Quote, word for word, the line containing "Extract the structured" and all lines that follow it to the end of the records, with no pictures.

### RECORDS PROVIDED
◇ ◇ ◇ ◇ ◇ ◇ ◇

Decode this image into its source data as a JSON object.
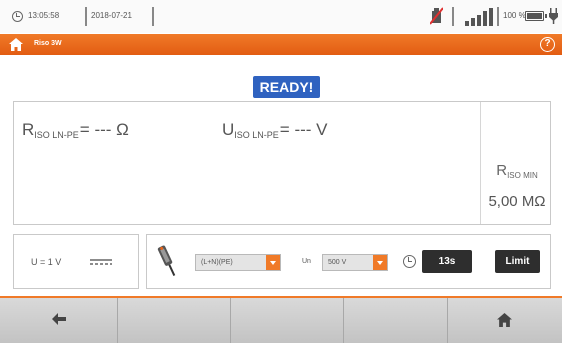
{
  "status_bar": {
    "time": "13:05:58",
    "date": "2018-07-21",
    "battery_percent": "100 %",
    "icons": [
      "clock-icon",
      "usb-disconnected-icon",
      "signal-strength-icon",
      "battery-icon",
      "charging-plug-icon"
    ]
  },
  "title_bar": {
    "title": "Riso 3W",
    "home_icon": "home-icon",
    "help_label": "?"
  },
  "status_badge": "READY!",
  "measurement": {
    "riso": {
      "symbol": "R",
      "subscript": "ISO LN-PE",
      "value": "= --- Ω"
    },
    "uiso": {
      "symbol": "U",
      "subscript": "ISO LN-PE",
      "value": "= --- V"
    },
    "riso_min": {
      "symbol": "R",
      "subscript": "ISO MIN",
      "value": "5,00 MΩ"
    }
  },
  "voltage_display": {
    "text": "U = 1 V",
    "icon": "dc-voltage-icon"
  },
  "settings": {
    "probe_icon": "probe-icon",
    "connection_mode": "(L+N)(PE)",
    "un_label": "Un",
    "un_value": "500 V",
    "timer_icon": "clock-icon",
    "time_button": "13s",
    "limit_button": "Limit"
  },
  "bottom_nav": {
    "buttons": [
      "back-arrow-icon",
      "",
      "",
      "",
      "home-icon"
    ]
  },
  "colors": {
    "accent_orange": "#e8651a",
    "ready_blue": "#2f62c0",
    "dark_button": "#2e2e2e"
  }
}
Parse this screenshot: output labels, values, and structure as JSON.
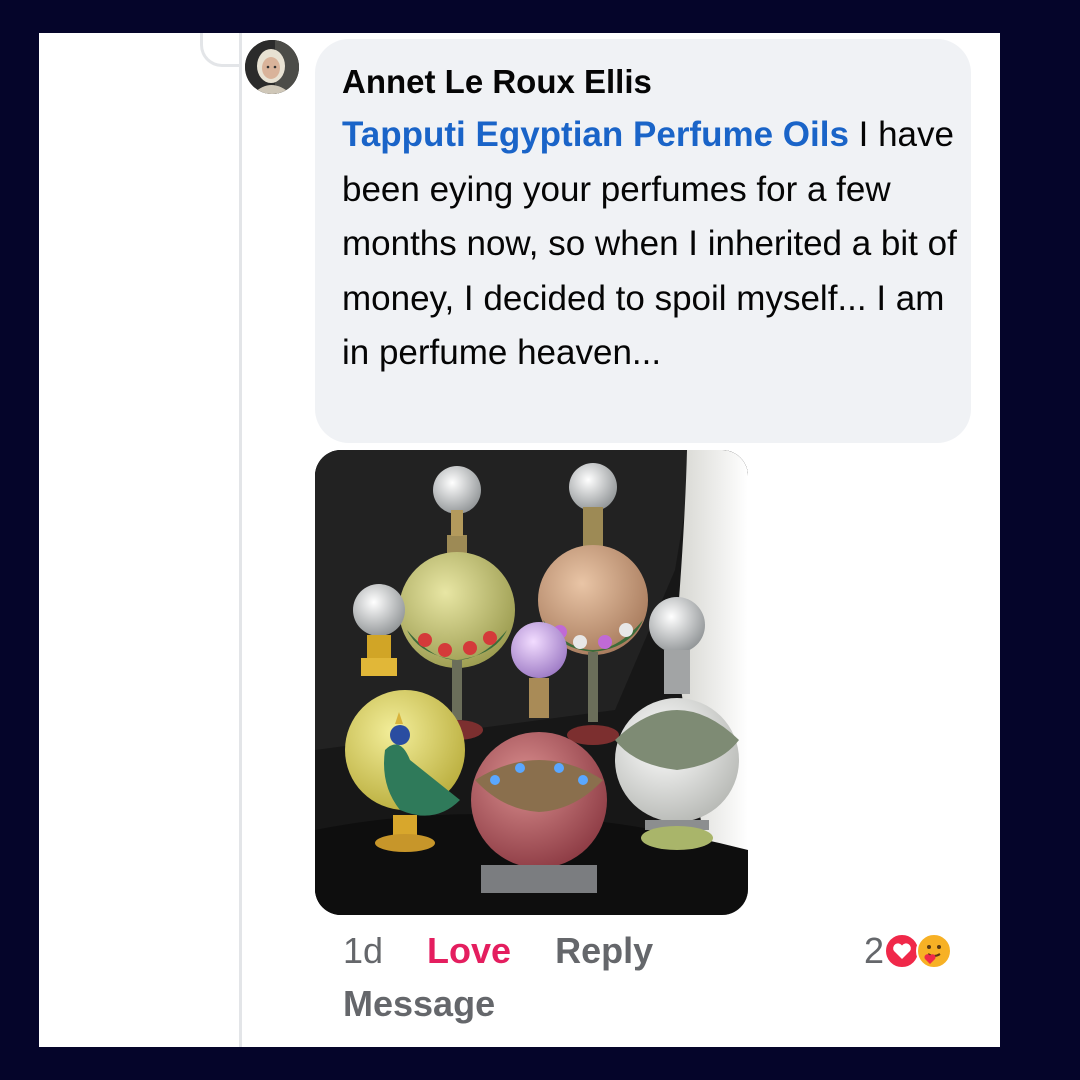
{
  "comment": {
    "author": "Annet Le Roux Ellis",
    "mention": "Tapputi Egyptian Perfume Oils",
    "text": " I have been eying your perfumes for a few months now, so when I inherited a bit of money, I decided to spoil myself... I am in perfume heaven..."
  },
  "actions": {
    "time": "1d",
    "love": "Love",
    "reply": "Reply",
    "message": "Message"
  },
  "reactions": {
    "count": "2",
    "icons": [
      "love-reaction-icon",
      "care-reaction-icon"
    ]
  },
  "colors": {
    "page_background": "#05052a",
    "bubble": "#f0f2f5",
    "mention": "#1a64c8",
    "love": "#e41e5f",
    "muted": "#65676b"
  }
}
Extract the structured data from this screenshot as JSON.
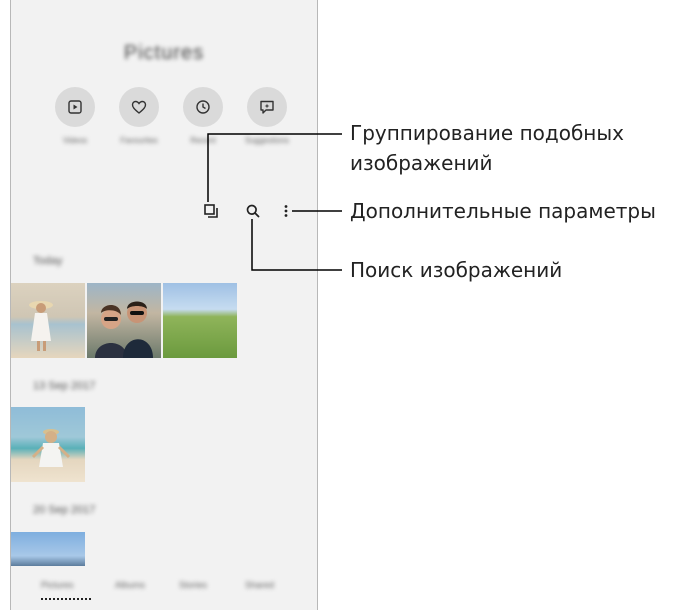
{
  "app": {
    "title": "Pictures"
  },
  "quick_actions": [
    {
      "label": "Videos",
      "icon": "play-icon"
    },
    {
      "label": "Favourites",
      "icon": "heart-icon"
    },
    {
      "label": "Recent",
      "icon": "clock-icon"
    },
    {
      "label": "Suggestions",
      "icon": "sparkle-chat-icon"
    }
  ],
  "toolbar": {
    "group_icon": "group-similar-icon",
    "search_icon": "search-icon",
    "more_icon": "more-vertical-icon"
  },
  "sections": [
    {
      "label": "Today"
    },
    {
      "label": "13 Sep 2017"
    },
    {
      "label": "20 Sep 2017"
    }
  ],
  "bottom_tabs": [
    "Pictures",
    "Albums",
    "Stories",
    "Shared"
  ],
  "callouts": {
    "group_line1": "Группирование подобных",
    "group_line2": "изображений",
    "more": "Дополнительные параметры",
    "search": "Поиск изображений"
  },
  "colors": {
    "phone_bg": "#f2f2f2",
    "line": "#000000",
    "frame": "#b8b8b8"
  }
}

◇ ◇ ◇ ◇ ◇ ◇ ◇

### EXERCISE RESPONSE
Extract the structured data from this screenshot as JSON.
{
  "app": {
    "title": "Pictures"
  },
  "quick_actions": [
    {
      "label": "Videos",
      "icon": "play-icon"
    },
    {
      "label": "Favourites",
      "icon": "heart-icon"
    },
    {
      "label": "Recent",
      "icon": "clock-icon"
    },
    {
      "label": "Suggestions",
      "icon": "sparkle-chat-icon"
    }
  ],
  "toolbar": {
    "group_icon": "group-similar-icon",
    "search_icon": "search-icon",
    "more_icon": "more-vertical-icon"
  },
  "sections": [
    {
      "label": "Today"
    },
    {
      "label": "13 Sep 2017"
    },
    {
      "label": "20 Sep 2017"
    }
  ],
  "bottom_tabs": [
    "Pictures",
    "Albums",
    "Stories",
    "Shared"
  ],
  "callouts": {
    "group_line1": "Группирование подобных",
    "group_line2": "изображений",
    "more": "Дополнительные параметры",
    "search": "Поиск изображений"
  },
  "colors": {
    "phone_bg": "#f2f2f2",
    "line": "#000000",
    "frame": "#b8b8b8"
  }
}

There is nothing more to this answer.